● Requirements:
Every record here needs to be written out again exactly.

● Recorded information:
## Start

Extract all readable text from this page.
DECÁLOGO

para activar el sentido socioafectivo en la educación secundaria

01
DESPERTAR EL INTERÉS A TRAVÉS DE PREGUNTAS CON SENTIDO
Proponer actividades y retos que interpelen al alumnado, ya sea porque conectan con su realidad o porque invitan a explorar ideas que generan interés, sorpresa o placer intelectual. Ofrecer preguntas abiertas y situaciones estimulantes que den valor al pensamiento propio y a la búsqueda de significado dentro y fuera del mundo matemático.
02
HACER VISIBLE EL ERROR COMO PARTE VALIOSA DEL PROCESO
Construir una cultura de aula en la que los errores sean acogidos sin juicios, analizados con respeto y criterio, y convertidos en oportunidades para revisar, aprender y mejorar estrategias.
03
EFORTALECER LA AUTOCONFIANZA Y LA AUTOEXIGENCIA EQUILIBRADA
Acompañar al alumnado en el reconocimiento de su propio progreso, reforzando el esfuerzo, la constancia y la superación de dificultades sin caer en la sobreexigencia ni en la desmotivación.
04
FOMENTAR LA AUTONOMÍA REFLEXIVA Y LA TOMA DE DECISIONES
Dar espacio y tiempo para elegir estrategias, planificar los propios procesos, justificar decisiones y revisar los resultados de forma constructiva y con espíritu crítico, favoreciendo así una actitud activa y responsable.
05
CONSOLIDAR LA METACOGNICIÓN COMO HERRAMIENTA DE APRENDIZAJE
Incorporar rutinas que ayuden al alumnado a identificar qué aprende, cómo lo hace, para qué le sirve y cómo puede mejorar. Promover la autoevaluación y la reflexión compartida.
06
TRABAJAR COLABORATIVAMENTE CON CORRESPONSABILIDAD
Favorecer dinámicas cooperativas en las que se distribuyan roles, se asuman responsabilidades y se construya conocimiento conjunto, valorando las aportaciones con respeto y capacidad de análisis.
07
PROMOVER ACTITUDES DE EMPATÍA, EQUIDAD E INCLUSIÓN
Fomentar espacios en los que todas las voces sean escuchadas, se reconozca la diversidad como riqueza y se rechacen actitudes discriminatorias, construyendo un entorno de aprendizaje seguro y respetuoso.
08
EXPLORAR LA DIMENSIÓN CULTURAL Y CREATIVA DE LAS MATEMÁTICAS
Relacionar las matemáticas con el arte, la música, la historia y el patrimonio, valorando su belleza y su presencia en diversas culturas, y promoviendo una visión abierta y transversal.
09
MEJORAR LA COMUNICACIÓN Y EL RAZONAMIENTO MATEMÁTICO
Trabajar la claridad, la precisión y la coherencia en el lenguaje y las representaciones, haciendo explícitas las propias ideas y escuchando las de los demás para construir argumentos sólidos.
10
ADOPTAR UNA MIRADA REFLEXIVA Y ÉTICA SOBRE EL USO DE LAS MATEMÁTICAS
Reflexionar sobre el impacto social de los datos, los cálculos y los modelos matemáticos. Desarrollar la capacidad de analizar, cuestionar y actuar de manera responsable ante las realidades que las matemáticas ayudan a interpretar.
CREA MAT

## End

● Problem solution:
Extract all readable text from this page.
DECÁLOGO

para activar el sentido socioafectivo en la educación secundaria

01
DESPERTAR EL INTERÉS A TRAVÉS DE PREGUNTAS CON SENTIDO
Proponer actividades y retos que interpelen al alumnado, ya sea porque conectan con su realidad o porque invitan a explorar ideas que generan interés, sorpresa o placer intelectual. Ofrecer preguntas abiertas y situaciones estimulantes que den valor al pensamiento propio y a la búsqueda de significado dentro y fuera del mundo matemático.
02
HACER VISIBLE EL ERROR COMO PARTE VALIOSA DEL PROCESO
Construir una cultura de aula en la que los errores sean acogidos sin juicios, analizados con respeto y criterio, y convertidos en oportunidades para revisar, aprender y mejorar estrategias.
03
EFORTALECER LA AUTOCONFIANZA Y LA AUTOEXIGENCIA EQUILIBRADA
Acompañar al alumnado en el reconocimiento de su propio progreso, reforzando el esfuerzo, la constancia y la superación de dificultades sin caer en la sobreexigencia ni en la desmotivación.
04
FOMENTAR LA AUTONOMÍA REFLEXIVA Y LA TOMA DE DECISIONES
Dar espacio y tiempo para elegir estrategias, planificar los propios procesos, justificar decisiones y revisar los resultados de forma constructiva y con espíritu crítico, favoreciendo así una actitud activa y responsable.
05
CONSOLIDAR LA METACOGNICIÓN COMO HERRAMIENTA DE APRENDIZAJE
Incorporar rutinas que ayuden al alumnado a identificar qué aprende, cómo lo hace, para qué le sirve y cómo puede mejorar. Promover la autoevaluación y la reflexión compartida.
06
TRABAJAR COLABORATIVAMENTE CON CORRESPONSABILIDAD
Favorecer dinámicas cooperativas en las que se distribuyan roles, se asuman responsabilidades y se construya conocimiento conjunto, valorando las aportaciones con respeto y capacidad de análisis.
07
PROMOVER ACTITUDES DE EMPATÍA, EQUIDAD E INCLUSIÓN
Fomentar espacios en los que todas las voces sean escuchadas, se reconozca la diversidad como riqueza y se rechacen actitudes discriminatorias, construyendo un entorno de aprendizaje seguro y respetuoso.
08
EXPLORAR LA DIMENSIÓN CULTURAL Y CREATIVA DE LAS MATEMÁTICAS
Relacionar las matemáticas con el arte, la música, la historia y el patrimonio, valorando su belleza y su presencia en diversas culturas, y promoviendo una visión abierta y transversal.
09
MEJORAR LA COMUNICACIÓN Y EL RAZONAMIENTO MATEMÁTICO
Trabajar la claridad, la precisión y la coherencia en el lenguaje y las representaciones, haciendo explícitas las propias ideas y escuchando las de los demás para construir argumentos sólidos.
10
ADOPTAR UNA MIRADA REFLEXIVA Y ÉTICA SOBRE EL USO DE LAS MATEMÁTICAS
Reflexionar sobre el impacto social de los datos, los cálculos y los modelos matemáticos. Desarrollar la capacidad de analizar, cuestionar y actuar de manera responsable ante las realidades que las matemáticas ayudan a interpretar.
CREA MAT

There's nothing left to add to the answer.